(STATED PROBLEM) Scan the data below for the string "footer". Copy every line where it appears.

——————

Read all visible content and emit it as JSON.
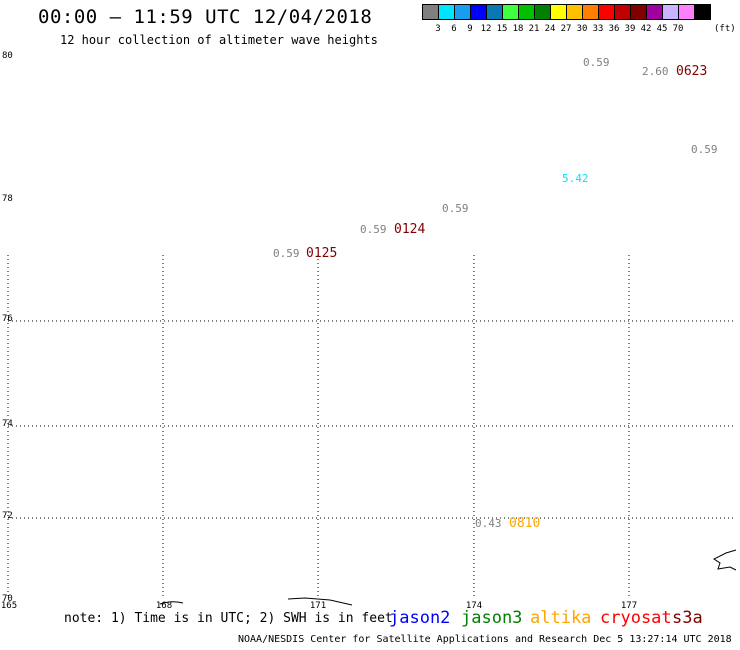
{
  "header": {
    "title": "00:00 – 11:59 UTC 12/04/2018",
    "subtitle": "12 hour collection of altimeter wave heights"
  },
  "scale": {
    "colors": [
      "#808080",
      "#00e5ff",
      "#1a9cf0",
      "#0000ff",
      "#0a78b4",
      "#40ff40",
      "#00bf00",
      "#008000",
      "#ffff00",
      "#ffc000",
      "#ff8000",
      "#ff0000",
      "#c00000",
      "#800000",
      "#a000a0",
      "#c8b4ff",
      "#ff80ff",
      "#000000"
    ],
    "labels": [
      "3",
      "6",
      "9",
      "12",
      "15",
      "18",
      "21",
      "24",
      "27",
      "30",
      "33",
      "36",
      "39",
      "42",
      "45",
      "70"
    ],
    "unit": "(ft)"
  },
  "axes": {
    "y_ticks": [
      "80",
      "78",
      "76",
      "74",
      "72",
      "70"
    ],
    "x_ticks": [
      "165",
      "168",
      "171",
      "174",
      "177"
    ]
  },
  "observations": [
    {
      "value": "0.59",
      "color": "#808080"
    },
    {
      "value": "2.60",
      "color": "#808080"
    },
    {
      "value": "0.59",
      "color": "#808080"
    },
    {
      "value": "5.42",
      "color": "#00e5ff"
    },
    {
      "value": "0.59",
      "color": "#808080"
    },
    {
      "value": "0.59",
      "color": "#808080"
    },
    {
      "value": "0.59",
      "color": "#808080"
    },
    {
      "value": "0.43",
      "color": "#808080"
    }
  ],
  "pass_times": [
    {
      "time": "0623",
      "color": "#800000"
    },
    {
      "time": "0124",
      "color": "#800000"
    },
    {
      "time": "0125",
      "color": "#800000"
    },
    {
      "time": "0810",
      "color": "#ffa500"
    }
  ],
  "footer": {
    "note": "note: 1) Time is in UTC; 2) SWH is in feet",
    "satellites": [
      {
        "name": "jason2",
        "color": "#0000ff"
      },
      {
        "name": "jason3",
        "color": "#008000"
      },
      {
        "name": "altika",
        "color": "#ffa500"
      },
      {
        "name": "cryosat",
        "color": "#ff0000"
      },
      {
        "name": "s3a",
        "color": "#800000"
      }
    ],
    "credit": "NOAA/NESDIS Center for Satellite Applications and Research    Dec  5 13:27:14 UTC 2018"
  }
}
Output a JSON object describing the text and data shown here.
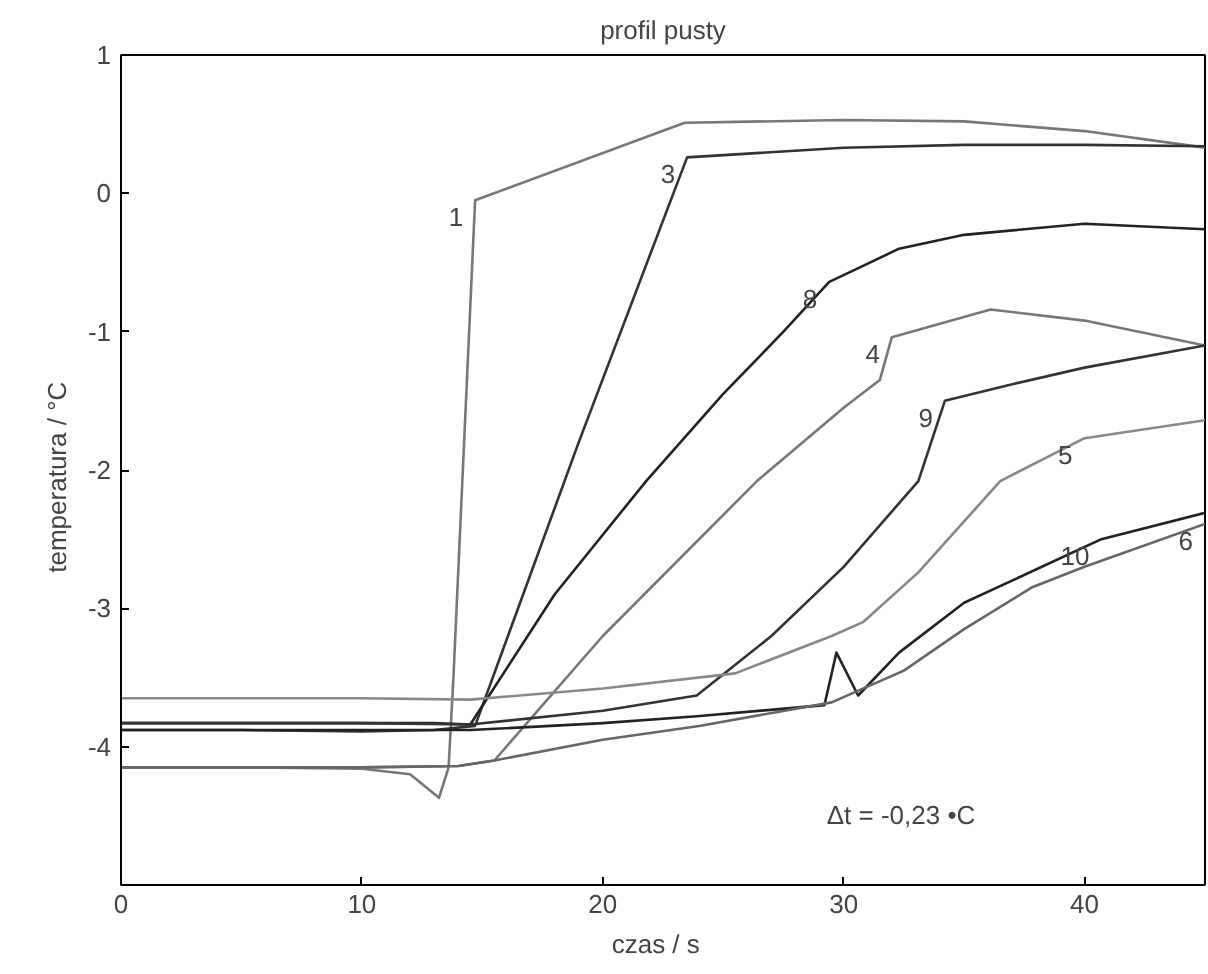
{
  "chart_data": {
    "type": "line",
    "title": "profil pusty",
    "xlabel": "czas  /  s",
    "ylabel": "temperatura  /  °C",
    "xlim": [
      0,
      45
    ],
    "ylim": [
      -5,
      1
    ],
    "xticks": [
      0,
      10,
      20,
      30,
      40
    ],
    "yticks": [
      -4,
      -3,
      -2,
      -1,
      0,
      1
    ],
    "grid": false,
    "line_style": "solid",
    "marker": "none",
    "series": [
      {
        "name": "1",
        "color": "#777777",
        "x": [
          0,
          5,
          10,
          12,
          13.2,
          13.6,
          13.8,
          14.7,
          23.4,
          30,
          35,
          40,
          45
        ],
        "values": [
          -4.15,
          -4.15,
          -4.16,
          -4.2,
          -4.37,
          -4.15,
          -3.5,
          -0.05,
          0.51,
          0.53,
          0.52,
          0.45,
          0.33
        ]
      },
      {
        "name": "3",
        "color": "#333333",
        "x": [
          0,
          5,
          10,
          13,
          14.7,
          19,
          23.5,
          30,
          35,
          40,
          45
        ],
        "values": [
          -3.88,
          -3.88,
          -3.89,
          -3.88,
          -3.85,
          -1.8,
          0.26,
          0.33,
          0.35,
          0.35,
          0.34
        ]
      },
      {
        "name": "8",
        "color": "#222222",
        "x": [
          0,
          5,
          10,
          13,
          14.5,
          18,
          21.8,
          25,
          27.5,
          29.4,
          30.5,
          32.3,
          35,
          40,
          45
        ],
        "values": [
          -3.83,
          -3.83,
          -3.83,
          -3.83,
          -3.84,
          -2.9,
          -2.08,
          -1.45,
          -1.0,
          -0.64,
          -0.55,
          -0.4,
          -0.3,
          -0.22,
          -0.26
        ]
      },
      {
        "name": "4",
        "color": "#777777",
        "x": [
          0,
          10,
          14,
          15.5,
          20,
          26.4,
          30,
          31.5,
          32,
          36.1,
          40,
          45
        ],
        "values": [
          -4.15,
          -4.15,
          -4.14,
          -4.1,
          -3.2,
          -2.08,
          -1.55,
          -1.35,
          -1.04,
          -0.84,
          -0.92,
          -1.1
        ]
      },
      {
        "name": "9",
        "color": "#333333",
        "x": [
          0,
          10,
          14.5,
          20,
          23.9,
          27,
          30,
          33.1,
          34.2,
          37,
          40,
          45
        ],
        "values": [
          -3.83,
          -3.83,
          -3.84,
          -3.74,
          -3.63,
          -3.2,
          -2.7,
          -2.08,
          -1.5,
          -1.38,
          -1.26,
          -1.1
        ]
      },
      {
        "name": "5",
        "color": "#888888",
        "x": [
          0,
          10,
          14.5,
          20,
          25.5,
          29.5,
          30.8,
          33.1,
          36.5,
          40,
          45
        ],
        "values": [
          -3.65,
          -3.65,
          -3.66,
          -3.58,
          -3.47,
          -3.2,
          -3.1,
          -2.74,
          -2.08,
          -1.77,
          -1.64
        ]
      },
      {
        "name": "10",
        "color": "#222222",
        "x": [
          0,
          10,
          14.5,
          20,
          23.9,
          29.2,
          29.7,
          30.6,
          32.3,
          35,
          40.7,
          45
        ],
        "values": [
          -3.88,
          -3.88,
          -3.88,
          -3.83,
          -3.78,
          -3.7,
          -3.32,
          -3.63,
          -3.32,
          -2.96,
          -2.5,
          -2.31
        ]
      },
      {
        "name": "6",
        "color": "#666666",
        "x": [
          0,
          10,
          14,
          15.5,
          20,
          24,
          29.5,
          32.5,
          35,
          37.8,
          40,
          45
        ],
        "values": [
          -4.15,
          -4.15,
          -4.14,
          -4.1,
          -3.95,
          -3.85,
          -3.68,
          -3.45,
          -3.15,
          -2.85,
          -2.7,
          -2.39
        ]
      }
    ],
    "annotations": [
      "Δt = -0,23 •C"
    ]
  }
}
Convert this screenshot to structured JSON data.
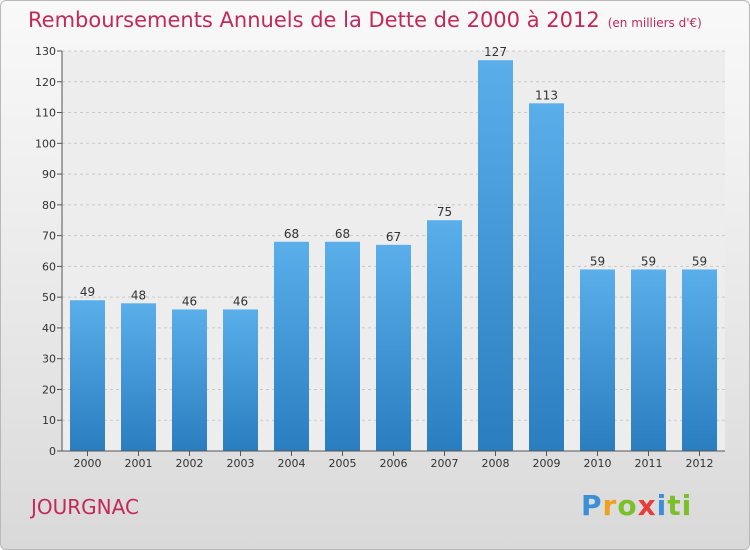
{
  "title": {
    "main": "Remboursements Annuels de la Dette de 2000 à 2012",
    "unit": "(en milliers d'€)"
  },
  "place": "JOURGNAC",
  "logo": {
    "text": "Proxiti",
    "letters": [
      "P",
      "r",
      "o",
      "x",
      "i",
      "ti"
    ]
  },
  "colors": {
    "accent": "#c4285a",
    "bar_top": "#5aaeea",
    "bar_bottom": "#2a7ec0"
  },
  "chart_data": {
    "type": "bar",
    "categories": [
      "2000",
      "2001",
      "2002",
      "2003",
      "2004",
      "2005",
      "2006",
      "2007",
      "2008",
      "2009",
      "2010",
      "2011",
      "2012"
    ],
    "values": [
      49,
      48,
      46,
      46,
      68,
      68,
      67,
      75,
      127,
      113,
      59,
      59,
      59
    ],
    "ylim": [
      0,
      130
    ],
    "yticks": [
      0,
      10,
      20,
      30,
      40,
      50,
      60,
      70,
      80,
      90,
      100,
      110,
      120,
      130
    ],
    "grid": true,
    "xlabel": "",
    "ylabel": ""
  }
}
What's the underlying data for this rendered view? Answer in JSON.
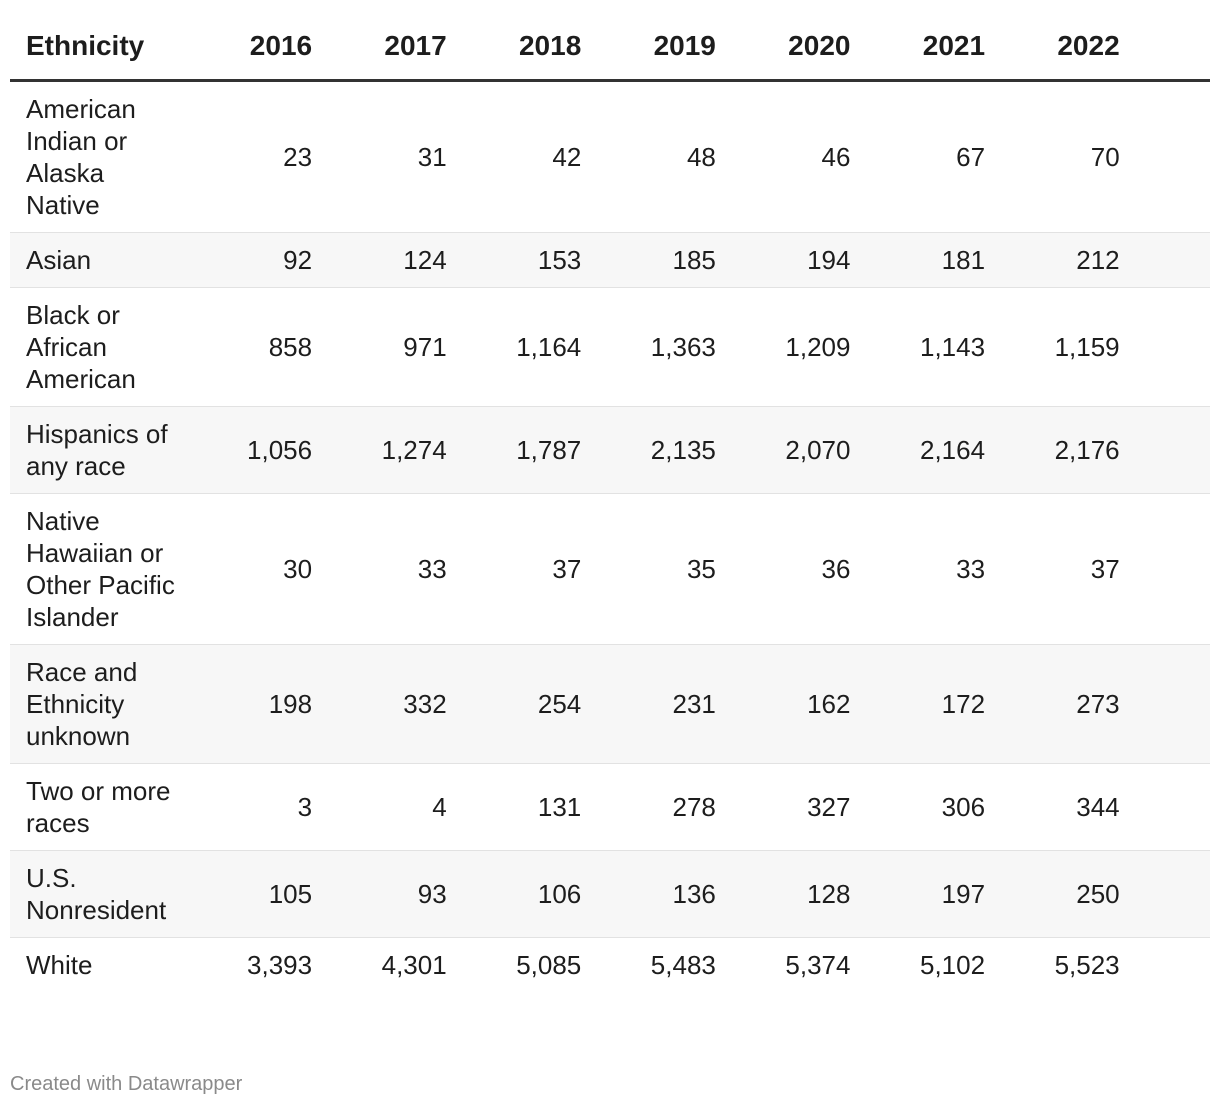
{
  "table": {
    "columns": [
      "Ethnicity",
      "2016",
      "2017",
      "2018",
      "2019",
      "2020",
      "2021",
      "2022"
    ],
    "rows": [
      [
        "American Indian or Alaska Native",
        "23",
        "31",
        "42",
        "48",
        "46",
        "67",
        "70"
      ],
      [
        "Asian",
        "92",
        "124",
        "153",
        "185",
        "194",
        "181",
        "212"
      ],
      [
        "Black or African American",
        "858",
        "971",
        "1,164",
        "1,363",
        "1,209",
        "1,143",
        "1,159"
      ],
      [
        "Hispanics of any race",
        "1,056",
        "1,274",
        "1,787",
        "2,135",
        "2,070",
        "2,164",
        "2,176"
      ],
      [
        "Native Hawaiian or Other Pacific Islander",
        "30",
        "33",
        "37",
        "35",
        "36",
        "33",
        "37"
      ],
      [
        "Race and Ethnicity unknown",
        "198",
        "332",
        "254",
        "231",
        "162",
        "172",
        "273"
      ],
      [
        "Two or more races",
        "3",
        "4",
        "131",
        "278",
        "327",
        "306",
        "344"
      ],
      [
        "U.S. Nonresident",
        "105",
        "93",
        "106",
        "136",
        "128",
        "197",
        "250"
      ],
      [
        "White",
        "3,393",
        "4,301",
        "5,085",
        "5,483",
        "5,374",
        "5,102",
        "5,523"
      ]
    ]
  },
  "footer": "Created with Datawrapper"
}
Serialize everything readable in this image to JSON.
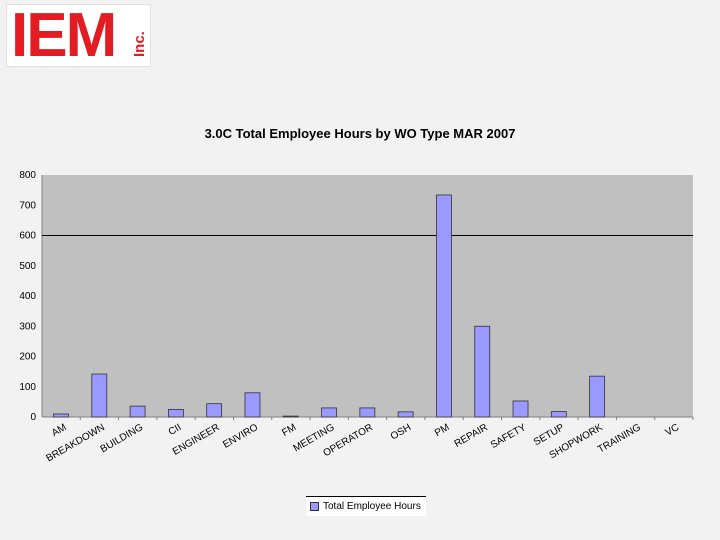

——————

(OUTPUT FOR THIS TASK)
  "footer": {
  "footer": "Created with Datawrapper"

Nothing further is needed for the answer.